Filter the entries and keep only the lines where the string "sind" appears.

______________________________

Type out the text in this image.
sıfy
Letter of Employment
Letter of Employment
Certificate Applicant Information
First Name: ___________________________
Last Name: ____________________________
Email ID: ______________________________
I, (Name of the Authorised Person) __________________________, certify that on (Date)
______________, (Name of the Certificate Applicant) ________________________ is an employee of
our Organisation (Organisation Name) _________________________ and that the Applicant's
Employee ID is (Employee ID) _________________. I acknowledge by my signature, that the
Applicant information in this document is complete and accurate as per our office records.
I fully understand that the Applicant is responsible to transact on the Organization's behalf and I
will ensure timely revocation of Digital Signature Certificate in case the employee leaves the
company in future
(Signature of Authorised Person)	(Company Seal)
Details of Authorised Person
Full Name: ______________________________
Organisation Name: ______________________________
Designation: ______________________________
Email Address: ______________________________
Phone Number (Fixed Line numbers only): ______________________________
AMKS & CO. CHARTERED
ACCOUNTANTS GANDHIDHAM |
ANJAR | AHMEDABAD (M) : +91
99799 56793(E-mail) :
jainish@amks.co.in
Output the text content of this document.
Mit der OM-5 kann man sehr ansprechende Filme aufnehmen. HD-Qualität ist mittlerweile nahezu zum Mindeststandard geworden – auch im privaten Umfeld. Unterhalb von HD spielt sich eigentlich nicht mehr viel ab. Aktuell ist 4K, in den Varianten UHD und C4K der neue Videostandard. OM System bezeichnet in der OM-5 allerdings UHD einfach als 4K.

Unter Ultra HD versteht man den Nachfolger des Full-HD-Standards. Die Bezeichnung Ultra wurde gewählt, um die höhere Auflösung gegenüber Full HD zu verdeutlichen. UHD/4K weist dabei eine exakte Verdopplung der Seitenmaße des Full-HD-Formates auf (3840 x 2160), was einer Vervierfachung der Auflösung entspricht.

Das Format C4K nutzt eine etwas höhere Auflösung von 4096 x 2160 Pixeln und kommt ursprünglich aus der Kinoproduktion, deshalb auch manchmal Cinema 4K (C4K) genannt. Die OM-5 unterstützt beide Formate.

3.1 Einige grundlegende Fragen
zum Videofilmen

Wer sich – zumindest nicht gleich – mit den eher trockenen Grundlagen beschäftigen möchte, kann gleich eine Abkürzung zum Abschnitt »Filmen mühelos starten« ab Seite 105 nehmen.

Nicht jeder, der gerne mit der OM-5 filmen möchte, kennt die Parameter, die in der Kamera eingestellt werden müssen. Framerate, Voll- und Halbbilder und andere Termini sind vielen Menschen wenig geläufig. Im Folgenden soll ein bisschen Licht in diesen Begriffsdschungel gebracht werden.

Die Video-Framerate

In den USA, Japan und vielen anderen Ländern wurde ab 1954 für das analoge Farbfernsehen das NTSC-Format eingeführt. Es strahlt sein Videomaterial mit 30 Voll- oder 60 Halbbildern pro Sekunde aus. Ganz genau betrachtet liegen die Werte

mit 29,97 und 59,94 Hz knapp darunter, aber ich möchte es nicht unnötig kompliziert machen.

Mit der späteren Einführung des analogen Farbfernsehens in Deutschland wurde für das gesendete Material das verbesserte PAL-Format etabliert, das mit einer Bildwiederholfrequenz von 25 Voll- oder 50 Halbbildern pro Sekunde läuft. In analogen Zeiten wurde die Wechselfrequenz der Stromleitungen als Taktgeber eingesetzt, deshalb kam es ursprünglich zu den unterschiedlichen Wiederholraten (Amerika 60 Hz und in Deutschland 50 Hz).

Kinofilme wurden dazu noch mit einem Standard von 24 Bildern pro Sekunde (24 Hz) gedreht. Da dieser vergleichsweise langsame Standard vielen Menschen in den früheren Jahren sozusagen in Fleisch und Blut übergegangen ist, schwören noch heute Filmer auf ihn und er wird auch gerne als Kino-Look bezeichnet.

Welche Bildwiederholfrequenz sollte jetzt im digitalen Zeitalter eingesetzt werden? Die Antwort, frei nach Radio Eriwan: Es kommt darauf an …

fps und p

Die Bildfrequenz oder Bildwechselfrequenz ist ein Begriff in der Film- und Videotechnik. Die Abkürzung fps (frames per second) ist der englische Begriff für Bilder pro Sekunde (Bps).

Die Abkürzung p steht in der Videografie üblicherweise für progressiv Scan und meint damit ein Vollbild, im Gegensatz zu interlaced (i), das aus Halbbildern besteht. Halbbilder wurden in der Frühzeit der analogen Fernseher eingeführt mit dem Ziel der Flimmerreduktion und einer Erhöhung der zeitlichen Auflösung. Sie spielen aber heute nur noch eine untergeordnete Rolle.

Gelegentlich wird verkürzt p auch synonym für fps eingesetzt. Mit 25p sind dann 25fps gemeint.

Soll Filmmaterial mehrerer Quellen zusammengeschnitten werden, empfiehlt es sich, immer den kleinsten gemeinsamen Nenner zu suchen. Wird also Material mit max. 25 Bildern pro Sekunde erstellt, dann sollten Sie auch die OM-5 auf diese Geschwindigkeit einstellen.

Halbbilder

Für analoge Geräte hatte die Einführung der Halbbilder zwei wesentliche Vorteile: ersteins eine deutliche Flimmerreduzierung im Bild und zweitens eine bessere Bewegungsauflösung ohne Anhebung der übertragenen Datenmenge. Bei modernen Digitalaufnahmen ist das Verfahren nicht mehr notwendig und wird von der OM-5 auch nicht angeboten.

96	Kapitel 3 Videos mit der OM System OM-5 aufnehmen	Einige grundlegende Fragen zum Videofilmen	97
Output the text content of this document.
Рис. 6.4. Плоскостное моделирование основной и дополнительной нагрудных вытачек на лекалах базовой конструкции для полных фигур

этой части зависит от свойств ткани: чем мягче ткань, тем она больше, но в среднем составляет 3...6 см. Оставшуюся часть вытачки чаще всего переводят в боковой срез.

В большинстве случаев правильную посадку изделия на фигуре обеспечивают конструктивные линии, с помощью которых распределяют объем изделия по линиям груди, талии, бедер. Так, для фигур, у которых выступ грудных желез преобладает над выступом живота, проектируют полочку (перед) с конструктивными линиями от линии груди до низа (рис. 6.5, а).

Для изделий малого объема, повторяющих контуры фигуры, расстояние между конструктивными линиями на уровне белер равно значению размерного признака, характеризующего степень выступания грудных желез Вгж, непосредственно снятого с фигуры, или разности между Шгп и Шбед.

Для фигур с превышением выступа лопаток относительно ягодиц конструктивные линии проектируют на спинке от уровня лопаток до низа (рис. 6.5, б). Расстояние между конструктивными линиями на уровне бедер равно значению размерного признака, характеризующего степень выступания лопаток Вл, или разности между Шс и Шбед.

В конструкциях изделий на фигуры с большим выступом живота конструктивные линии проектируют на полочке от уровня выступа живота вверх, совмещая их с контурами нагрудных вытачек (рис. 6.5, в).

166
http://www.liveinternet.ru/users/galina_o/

______________________________

Completed exercise →
Nicht jeder, der gerne mit der OM-5 filmen möchte, kennt die Parameter, die in der Kamera eingestellt werden müssen. Framerate, Voll- und Halbbilder und andere Termini sind vielen Menschen wenig geläufig. Im Folgenden soll ein bisschen Licht in diesen Begriffsdschungel gebracht werden.
Gelegentlich wird verkürzt p auch synonym für fps eingesetzt. Mit 25p sind dann 25fps gemeint.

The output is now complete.